### [Task brief]
In how many lines of the data does the word "Interview" appear? Give the number by itself.

■ ■ ■ ■

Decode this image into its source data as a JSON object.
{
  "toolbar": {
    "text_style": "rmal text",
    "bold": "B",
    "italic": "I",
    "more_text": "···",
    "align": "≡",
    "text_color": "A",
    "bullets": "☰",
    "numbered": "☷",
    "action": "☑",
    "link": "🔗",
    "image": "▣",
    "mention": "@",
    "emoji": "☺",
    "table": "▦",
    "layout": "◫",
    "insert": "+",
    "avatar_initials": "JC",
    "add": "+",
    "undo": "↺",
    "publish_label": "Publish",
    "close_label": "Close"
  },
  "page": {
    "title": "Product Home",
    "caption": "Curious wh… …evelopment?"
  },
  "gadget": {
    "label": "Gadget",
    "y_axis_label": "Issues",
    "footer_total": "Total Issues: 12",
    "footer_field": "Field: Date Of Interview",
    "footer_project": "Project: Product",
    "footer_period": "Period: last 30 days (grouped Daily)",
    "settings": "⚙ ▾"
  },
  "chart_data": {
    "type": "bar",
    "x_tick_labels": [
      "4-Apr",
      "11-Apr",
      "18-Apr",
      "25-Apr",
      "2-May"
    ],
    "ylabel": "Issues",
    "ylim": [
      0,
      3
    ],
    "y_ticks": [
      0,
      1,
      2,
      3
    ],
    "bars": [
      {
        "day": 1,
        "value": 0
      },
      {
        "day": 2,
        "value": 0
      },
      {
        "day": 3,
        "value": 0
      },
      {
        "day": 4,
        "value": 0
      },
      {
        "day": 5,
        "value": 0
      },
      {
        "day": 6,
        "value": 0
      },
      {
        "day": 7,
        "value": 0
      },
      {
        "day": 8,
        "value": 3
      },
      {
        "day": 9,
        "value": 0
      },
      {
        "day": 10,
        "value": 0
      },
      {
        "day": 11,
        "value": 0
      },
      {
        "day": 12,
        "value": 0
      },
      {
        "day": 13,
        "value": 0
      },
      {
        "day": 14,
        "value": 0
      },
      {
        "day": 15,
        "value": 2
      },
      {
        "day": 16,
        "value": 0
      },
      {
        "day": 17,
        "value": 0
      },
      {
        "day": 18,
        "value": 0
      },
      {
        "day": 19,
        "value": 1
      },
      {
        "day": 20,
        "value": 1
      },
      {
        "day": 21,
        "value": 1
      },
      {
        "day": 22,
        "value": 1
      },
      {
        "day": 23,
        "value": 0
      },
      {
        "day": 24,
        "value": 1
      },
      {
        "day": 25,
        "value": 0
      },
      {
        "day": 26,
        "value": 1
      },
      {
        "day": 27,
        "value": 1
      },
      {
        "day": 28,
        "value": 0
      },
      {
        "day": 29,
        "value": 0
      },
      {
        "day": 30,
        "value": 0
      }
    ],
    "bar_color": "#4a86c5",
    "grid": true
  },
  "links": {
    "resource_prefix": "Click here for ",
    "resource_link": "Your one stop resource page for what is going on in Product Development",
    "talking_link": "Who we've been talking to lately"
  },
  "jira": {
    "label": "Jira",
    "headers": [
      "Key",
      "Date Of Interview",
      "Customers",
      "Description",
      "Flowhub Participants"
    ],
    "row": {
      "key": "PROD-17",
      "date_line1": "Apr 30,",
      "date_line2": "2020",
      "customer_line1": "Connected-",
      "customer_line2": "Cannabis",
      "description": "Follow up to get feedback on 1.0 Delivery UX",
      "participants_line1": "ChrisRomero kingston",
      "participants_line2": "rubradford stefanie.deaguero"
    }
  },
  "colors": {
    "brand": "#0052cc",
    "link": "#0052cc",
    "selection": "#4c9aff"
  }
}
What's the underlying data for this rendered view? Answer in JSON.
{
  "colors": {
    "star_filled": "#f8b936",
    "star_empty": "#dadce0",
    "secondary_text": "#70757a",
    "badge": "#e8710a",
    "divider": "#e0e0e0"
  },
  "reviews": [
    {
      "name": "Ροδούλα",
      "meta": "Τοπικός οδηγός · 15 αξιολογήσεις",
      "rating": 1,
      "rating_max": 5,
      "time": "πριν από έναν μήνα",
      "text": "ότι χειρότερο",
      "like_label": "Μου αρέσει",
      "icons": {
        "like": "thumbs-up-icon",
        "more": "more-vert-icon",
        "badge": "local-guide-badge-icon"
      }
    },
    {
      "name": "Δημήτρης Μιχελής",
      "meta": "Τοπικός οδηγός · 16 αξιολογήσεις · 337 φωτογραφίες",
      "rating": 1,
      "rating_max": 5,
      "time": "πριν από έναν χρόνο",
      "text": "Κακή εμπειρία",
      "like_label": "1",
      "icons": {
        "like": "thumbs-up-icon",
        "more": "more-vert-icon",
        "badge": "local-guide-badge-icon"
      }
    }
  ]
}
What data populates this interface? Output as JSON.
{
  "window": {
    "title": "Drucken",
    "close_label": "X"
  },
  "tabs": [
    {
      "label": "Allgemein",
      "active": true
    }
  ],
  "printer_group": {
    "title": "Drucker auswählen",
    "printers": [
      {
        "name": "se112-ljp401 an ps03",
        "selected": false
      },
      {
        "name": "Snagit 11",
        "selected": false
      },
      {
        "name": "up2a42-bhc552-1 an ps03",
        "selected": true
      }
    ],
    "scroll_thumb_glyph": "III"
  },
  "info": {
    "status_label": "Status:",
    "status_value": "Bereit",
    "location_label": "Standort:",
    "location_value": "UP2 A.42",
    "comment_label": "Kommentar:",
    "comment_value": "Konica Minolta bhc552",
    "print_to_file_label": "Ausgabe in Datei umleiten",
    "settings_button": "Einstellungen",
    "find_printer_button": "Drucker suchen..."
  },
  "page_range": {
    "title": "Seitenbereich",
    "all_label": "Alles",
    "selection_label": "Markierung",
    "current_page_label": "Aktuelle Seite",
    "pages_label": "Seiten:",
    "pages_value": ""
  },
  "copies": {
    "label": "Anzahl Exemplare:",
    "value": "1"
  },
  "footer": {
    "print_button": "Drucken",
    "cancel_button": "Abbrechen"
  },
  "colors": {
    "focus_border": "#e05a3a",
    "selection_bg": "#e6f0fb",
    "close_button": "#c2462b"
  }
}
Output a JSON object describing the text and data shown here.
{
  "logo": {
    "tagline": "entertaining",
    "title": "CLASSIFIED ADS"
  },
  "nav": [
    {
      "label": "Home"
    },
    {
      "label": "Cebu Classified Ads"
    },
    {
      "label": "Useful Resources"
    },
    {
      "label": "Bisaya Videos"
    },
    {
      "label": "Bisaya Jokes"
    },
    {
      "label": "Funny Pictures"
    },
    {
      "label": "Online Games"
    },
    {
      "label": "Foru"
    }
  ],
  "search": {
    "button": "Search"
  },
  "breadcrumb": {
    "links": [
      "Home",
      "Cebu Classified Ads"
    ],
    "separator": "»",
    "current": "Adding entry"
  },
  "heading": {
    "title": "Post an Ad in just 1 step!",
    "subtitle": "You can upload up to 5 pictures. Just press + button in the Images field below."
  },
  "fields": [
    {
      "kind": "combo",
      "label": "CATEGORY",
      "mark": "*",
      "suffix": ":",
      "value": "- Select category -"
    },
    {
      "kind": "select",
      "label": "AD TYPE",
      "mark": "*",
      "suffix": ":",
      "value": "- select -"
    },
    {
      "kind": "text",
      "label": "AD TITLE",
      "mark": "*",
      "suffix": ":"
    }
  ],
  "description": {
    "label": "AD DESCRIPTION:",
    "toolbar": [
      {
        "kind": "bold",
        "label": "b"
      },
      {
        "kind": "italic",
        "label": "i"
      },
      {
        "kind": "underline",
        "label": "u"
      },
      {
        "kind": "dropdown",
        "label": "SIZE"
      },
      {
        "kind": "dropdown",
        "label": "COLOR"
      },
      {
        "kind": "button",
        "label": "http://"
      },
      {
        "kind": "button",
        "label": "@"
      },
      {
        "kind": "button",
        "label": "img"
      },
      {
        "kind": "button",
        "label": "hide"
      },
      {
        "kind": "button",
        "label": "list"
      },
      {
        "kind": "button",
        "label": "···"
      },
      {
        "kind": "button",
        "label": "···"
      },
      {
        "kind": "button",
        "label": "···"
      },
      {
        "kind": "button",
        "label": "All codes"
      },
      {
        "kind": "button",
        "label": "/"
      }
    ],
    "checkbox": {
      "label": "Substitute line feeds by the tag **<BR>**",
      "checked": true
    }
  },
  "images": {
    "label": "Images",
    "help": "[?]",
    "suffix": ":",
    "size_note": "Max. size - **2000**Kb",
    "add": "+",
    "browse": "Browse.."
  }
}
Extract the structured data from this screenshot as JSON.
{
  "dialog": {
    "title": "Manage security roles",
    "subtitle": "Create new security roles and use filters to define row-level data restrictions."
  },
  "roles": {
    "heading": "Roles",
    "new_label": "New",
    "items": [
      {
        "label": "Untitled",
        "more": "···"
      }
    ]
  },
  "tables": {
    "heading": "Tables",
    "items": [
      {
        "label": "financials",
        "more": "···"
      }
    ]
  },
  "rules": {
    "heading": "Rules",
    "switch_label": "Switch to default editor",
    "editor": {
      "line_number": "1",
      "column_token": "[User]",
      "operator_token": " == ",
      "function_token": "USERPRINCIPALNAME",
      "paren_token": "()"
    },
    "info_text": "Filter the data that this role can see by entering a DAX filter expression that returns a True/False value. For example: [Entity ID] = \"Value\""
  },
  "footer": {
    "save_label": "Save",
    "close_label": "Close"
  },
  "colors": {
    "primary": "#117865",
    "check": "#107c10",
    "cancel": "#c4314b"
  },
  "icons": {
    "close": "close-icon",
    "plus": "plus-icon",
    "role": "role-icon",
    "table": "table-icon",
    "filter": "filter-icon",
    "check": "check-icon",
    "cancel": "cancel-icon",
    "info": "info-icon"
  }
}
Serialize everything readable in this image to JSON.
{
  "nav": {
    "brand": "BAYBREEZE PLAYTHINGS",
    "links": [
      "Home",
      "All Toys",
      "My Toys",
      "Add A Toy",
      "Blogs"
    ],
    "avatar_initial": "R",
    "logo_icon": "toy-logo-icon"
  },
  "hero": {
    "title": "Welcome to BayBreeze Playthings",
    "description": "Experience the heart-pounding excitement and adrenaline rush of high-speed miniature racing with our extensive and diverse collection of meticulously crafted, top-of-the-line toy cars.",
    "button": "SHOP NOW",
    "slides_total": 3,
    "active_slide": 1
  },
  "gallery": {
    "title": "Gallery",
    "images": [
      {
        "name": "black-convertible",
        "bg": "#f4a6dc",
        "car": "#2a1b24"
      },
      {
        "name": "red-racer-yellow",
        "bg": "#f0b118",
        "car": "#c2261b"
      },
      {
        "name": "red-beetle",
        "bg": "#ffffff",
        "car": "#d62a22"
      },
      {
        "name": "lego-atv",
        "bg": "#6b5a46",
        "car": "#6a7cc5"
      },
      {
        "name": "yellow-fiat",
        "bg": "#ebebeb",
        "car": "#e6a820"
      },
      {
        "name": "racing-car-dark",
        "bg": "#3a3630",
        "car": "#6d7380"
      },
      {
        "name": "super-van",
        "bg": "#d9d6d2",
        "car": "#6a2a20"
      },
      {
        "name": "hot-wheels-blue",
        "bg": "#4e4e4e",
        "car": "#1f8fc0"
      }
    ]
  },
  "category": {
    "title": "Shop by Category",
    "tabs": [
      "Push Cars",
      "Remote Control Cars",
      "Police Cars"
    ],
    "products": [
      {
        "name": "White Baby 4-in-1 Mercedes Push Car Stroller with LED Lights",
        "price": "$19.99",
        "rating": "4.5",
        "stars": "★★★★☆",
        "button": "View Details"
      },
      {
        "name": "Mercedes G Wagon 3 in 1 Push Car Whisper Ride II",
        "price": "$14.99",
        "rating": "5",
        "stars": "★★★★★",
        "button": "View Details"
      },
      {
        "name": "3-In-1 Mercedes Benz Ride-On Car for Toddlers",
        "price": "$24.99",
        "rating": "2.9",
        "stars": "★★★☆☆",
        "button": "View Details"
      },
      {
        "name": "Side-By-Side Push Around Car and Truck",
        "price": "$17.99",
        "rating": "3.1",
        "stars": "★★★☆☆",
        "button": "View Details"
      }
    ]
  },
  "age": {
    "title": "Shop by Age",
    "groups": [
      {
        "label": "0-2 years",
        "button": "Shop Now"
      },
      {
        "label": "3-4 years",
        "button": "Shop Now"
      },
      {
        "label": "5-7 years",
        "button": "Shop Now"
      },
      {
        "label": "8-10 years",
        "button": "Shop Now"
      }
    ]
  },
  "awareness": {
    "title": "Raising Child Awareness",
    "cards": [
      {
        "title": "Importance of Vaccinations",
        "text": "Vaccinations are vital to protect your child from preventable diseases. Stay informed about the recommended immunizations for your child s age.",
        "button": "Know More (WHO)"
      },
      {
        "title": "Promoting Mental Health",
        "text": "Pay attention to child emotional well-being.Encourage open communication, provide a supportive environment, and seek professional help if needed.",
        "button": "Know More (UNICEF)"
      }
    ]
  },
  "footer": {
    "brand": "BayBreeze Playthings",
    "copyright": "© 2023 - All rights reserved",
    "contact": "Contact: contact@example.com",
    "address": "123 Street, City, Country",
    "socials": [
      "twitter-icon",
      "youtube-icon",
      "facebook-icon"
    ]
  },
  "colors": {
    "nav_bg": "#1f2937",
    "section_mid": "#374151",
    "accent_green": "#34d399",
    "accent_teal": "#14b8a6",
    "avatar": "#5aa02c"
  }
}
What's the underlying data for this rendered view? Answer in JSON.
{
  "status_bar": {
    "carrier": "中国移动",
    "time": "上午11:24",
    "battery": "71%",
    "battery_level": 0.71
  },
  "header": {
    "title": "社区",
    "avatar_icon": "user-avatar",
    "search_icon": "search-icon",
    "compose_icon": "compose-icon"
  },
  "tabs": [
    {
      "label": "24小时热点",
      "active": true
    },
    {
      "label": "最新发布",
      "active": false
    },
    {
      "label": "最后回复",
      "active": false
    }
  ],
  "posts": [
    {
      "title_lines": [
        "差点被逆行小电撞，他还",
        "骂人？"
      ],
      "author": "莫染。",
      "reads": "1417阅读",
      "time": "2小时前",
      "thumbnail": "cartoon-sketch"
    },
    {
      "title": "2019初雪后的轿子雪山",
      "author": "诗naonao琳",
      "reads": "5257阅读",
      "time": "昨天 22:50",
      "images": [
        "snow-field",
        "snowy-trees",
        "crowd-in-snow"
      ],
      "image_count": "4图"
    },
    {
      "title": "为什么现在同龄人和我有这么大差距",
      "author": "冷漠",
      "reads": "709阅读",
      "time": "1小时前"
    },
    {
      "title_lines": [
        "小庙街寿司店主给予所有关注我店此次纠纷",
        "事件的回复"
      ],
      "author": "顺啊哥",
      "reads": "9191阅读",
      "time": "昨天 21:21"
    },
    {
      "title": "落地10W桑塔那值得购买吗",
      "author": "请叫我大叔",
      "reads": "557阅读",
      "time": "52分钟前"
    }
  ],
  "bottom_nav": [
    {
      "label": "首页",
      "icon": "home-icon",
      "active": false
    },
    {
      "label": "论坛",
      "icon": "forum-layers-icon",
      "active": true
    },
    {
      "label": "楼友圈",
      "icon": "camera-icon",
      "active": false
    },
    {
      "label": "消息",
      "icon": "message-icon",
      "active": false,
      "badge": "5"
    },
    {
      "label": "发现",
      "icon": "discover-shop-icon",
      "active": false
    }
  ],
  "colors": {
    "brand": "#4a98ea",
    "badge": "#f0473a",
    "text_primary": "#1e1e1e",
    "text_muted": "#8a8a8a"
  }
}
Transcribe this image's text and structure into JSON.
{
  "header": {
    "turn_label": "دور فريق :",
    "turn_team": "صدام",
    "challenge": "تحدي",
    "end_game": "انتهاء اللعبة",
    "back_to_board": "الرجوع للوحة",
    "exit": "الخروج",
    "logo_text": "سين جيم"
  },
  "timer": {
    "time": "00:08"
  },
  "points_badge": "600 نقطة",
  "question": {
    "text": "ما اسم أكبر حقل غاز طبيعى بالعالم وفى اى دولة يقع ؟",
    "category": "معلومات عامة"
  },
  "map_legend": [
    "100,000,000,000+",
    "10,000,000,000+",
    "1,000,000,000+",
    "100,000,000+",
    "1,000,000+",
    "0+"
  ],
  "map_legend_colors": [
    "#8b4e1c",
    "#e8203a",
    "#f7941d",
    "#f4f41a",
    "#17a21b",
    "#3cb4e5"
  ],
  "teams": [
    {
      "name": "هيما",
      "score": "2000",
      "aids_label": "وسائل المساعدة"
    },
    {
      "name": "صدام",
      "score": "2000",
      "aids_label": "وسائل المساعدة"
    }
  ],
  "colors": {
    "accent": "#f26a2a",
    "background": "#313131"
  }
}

■ ■ ■ ■

### [Response to the task]
2